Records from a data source
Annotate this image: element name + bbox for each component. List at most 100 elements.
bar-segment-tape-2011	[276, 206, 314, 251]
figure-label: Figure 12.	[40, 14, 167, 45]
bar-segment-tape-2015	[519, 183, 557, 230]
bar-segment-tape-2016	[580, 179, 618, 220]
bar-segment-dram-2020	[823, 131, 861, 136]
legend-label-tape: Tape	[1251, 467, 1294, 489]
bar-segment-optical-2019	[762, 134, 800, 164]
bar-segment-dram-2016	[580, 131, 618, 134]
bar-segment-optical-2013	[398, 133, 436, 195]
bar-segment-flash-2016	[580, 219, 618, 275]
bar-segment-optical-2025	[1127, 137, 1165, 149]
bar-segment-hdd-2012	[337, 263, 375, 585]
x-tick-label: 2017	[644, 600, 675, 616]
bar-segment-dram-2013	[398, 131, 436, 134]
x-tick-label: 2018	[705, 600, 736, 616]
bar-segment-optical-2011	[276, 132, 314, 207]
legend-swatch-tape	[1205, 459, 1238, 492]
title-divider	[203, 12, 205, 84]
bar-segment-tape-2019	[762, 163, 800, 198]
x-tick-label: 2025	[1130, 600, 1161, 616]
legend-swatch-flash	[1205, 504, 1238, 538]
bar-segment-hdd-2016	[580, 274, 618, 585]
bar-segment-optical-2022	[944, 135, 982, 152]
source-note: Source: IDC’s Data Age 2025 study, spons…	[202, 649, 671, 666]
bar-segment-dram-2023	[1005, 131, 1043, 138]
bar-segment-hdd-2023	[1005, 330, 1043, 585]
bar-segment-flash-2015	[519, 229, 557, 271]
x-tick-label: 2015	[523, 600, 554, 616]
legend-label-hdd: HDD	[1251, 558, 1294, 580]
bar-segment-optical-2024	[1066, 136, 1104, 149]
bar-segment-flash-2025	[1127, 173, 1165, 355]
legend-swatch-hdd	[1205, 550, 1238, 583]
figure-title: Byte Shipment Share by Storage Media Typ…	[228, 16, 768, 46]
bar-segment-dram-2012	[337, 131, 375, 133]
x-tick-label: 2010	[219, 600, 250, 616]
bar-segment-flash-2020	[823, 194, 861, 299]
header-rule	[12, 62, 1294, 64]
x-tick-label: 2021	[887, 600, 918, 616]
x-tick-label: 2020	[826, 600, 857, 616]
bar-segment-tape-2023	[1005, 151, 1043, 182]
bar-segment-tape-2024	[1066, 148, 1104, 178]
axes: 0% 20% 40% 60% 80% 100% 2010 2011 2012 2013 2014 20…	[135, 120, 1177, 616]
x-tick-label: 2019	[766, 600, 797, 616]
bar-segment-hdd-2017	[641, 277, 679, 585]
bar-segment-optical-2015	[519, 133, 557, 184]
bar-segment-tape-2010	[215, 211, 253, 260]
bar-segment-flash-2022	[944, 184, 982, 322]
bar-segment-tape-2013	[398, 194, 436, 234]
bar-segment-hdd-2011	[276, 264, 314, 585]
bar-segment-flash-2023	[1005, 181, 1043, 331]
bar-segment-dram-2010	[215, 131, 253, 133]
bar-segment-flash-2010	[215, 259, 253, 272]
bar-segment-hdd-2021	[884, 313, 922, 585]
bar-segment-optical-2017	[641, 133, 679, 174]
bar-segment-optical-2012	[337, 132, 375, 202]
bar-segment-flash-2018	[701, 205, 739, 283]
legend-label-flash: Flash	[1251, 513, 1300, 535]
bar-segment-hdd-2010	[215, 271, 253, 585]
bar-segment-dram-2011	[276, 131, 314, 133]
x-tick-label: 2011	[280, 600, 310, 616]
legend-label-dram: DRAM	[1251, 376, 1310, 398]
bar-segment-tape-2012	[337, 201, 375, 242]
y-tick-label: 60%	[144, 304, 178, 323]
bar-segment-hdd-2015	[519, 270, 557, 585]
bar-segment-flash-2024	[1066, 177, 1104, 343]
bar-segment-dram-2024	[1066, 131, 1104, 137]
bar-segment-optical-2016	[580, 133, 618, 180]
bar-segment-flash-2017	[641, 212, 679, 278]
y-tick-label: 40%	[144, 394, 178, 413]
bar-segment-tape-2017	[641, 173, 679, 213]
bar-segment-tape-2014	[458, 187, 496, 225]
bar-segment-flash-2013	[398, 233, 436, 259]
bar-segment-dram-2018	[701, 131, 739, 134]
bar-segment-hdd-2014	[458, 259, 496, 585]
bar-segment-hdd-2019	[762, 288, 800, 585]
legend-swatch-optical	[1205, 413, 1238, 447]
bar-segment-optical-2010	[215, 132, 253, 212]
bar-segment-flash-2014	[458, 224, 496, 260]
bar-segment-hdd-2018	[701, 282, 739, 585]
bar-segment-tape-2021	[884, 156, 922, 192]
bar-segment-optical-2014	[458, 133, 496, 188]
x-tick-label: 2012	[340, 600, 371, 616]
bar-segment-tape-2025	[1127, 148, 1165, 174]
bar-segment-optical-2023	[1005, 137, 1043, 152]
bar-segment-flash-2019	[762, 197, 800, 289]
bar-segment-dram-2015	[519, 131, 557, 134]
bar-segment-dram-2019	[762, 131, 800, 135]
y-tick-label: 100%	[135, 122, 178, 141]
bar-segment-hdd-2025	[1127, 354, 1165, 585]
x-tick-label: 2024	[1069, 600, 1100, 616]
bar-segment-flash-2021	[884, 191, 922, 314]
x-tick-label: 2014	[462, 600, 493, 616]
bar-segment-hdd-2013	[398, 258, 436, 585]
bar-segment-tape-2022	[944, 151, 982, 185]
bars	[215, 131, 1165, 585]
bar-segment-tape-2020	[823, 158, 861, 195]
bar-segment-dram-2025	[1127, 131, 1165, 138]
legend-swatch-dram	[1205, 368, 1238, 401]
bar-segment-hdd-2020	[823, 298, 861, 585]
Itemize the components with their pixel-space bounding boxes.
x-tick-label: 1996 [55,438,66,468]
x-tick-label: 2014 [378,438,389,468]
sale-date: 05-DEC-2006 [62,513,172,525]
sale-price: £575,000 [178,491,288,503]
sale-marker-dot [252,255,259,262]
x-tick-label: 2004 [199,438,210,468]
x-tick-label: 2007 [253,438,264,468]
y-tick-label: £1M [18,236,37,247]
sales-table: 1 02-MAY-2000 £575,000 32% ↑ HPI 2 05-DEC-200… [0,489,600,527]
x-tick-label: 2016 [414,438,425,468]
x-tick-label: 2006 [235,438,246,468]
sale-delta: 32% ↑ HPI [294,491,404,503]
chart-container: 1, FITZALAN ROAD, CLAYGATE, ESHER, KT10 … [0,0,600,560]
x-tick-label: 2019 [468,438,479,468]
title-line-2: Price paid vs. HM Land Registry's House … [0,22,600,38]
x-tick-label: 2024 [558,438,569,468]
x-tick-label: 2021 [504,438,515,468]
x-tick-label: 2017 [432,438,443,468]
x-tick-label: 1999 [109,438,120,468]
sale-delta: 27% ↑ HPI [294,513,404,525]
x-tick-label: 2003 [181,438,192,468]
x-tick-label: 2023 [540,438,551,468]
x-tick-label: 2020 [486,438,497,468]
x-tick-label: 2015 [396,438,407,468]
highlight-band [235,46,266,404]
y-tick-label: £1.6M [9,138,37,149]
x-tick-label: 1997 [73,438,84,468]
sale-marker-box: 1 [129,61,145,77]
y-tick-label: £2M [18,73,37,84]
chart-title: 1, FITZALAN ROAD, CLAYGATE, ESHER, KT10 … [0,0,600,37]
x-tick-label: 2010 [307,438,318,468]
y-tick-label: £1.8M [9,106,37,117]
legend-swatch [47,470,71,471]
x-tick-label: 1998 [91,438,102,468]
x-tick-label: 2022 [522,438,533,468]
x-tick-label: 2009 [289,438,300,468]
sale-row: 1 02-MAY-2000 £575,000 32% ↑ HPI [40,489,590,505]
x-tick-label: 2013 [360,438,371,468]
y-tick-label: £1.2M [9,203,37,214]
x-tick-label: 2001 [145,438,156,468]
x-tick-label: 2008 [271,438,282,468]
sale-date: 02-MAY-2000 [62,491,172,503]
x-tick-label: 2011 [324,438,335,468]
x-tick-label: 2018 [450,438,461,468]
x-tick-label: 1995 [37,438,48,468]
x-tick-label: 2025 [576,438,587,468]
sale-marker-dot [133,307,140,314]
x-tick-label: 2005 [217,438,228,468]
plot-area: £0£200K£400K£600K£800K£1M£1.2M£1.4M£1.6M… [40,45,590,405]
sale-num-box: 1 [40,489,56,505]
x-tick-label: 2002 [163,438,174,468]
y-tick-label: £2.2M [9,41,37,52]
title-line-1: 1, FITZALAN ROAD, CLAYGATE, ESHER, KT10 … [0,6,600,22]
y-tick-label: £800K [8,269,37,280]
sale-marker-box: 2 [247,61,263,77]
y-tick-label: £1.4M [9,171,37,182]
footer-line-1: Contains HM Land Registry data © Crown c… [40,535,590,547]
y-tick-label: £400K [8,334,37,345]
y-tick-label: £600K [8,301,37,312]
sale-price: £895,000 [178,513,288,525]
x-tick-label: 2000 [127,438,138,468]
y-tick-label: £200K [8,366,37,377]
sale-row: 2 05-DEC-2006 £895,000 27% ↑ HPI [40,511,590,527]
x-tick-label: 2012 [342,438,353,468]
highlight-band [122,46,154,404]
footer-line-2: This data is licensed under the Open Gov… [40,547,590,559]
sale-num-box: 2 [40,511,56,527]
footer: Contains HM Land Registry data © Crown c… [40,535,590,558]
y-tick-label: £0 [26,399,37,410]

▶ **SHORT PROBLEM**
Can you copy the records word for word, from the first line through the line with "136, 1104, 149]", including that line?

▶ **TASK OUTPUT**
Annotate this image: element name + bbox for each component. List at most 100 elements.
bar-segment-tape-2011	[276, 206, 314, 251]
figure-label: Figure 12.	[40, 14, 167, 45]
bar-segment-tape-2015	[519, 183, 557, 230]
bar-segment-tape-2016	[580, 179, 618, 220]
bar-segment-dram-2020	[823, 131, 861, 136]
legend-label-tape: Tape	[1251, 467, 1294, 489]
bar-segment-optical-2019	[762, 134, 800, 164]
bar-segment-dram-2016	[580, 131, 618, 134]
bar-segment-optical-2013	[398, 133, 436, 195]
bar-segment-flash-2016	[580, 219, 618, 275]
bar-segment-optical-2025	[1127, 137, 1165, 149]
bar-segment-hdd-2012	[337, 263, 375, 585]
x-tick-label: 2017	[644, 600, 675, 616]
bar-segment-dram-2013	[398, 131, 436, 134]
x-tick-label: 2018	[705, 600, 736, 616]
bar-segment-optical-2011	[276, 132, 314, 207]
legend-swatch-tape	[1205, 459, 1238, 492]
title-divider	[203, 12, 205, 84]
bar-segment-tape-2019	[762, 163, 800, 198]
x-tick-label: 2025	[1130, 600, 1161, 616]
legend-swatch-flash	[1205, 504, 1238, 538]
bar-segment-hdd-2016	[580, 274, 618, 585]
bar-segment-optical-2022	[944, 135, 982, 152]
source-note: Source: IDC’s Data Age 2025 study, spons…	[202, 649, 671, 666]
bar-segment-dram-2023	[1005, 131, 1043, 138]
bar-segment-hdd-2023	[1005, 330, 1043, 585]
bar-segment-flash-2015	[519, 229, 557, 271]
x-tick-label: 2015	[523, 600, 554, 616]
legend-label-hdd: HDD	[1251, 558, 1294, 580]
bar-segment-optical-2024	[1066, 136, 1104, 149]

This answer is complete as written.